• **DIRECTIVE**
Please report every line from the material that contains the word "text".

___

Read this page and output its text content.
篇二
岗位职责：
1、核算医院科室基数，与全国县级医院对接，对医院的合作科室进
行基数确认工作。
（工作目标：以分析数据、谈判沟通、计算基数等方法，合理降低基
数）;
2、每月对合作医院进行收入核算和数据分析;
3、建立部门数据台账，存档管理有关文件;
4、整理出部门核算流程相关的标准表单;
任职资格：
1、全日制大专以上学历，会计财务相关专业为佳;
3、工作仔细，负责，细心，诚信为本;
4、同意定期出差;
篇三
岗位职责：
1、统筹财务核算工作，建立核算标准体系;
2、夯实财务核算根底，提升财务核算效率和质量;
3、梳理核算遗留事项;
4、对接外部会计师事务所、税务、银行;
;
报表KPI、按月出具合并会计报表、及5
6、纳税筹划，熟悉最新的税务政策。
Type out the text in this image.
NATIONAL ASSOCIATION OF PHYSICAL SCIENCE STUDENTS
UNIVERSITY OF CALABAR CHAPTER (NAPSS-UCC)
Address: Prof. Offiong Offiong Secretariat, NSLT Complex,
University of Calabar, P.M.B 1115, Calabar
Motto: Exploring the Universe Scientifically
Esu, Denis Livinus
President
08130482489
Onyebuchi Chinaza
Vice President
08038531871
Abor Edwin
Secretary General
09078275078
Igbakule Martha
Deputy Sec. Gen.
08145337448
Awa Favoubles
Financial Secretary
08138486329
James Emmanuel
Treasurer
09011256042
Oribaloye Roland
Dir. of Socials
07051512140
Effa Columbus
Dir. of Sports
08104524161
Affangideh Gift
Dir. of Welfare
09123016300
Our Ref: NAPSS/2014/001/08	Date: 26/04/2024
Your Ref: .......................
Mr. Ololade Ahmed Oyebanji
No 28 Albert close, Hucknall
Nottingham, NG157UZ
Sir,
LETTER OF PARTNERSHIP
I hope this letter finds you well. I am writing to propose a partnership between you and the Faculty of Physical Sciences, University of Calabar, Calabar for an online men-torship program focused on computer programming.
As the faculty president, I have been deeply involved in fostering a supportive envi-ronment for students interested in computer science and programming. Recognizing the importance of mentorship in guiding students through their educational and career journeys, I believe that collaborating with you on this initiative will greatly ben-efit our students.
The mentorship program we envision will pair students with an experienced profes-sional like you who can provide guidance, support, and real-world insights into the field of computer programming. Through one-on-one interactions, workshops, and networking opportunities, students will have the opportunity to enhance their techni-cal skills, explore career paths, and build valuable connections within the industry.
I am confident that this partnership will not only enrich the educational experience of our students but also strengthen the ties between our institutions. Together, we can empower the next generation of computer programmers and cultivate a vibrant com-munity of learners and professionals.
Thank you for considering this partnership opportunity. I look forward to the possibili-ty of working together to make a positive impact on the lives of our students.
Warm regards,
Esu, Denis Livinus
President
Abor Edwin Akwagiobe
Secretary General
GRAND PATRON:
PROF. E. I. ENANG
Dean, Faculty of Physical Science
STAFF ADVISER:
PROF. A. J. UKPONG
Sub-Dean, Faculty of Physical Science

___

• **SOLUTION**
Read this page and output its text content.
Type out the text in this image.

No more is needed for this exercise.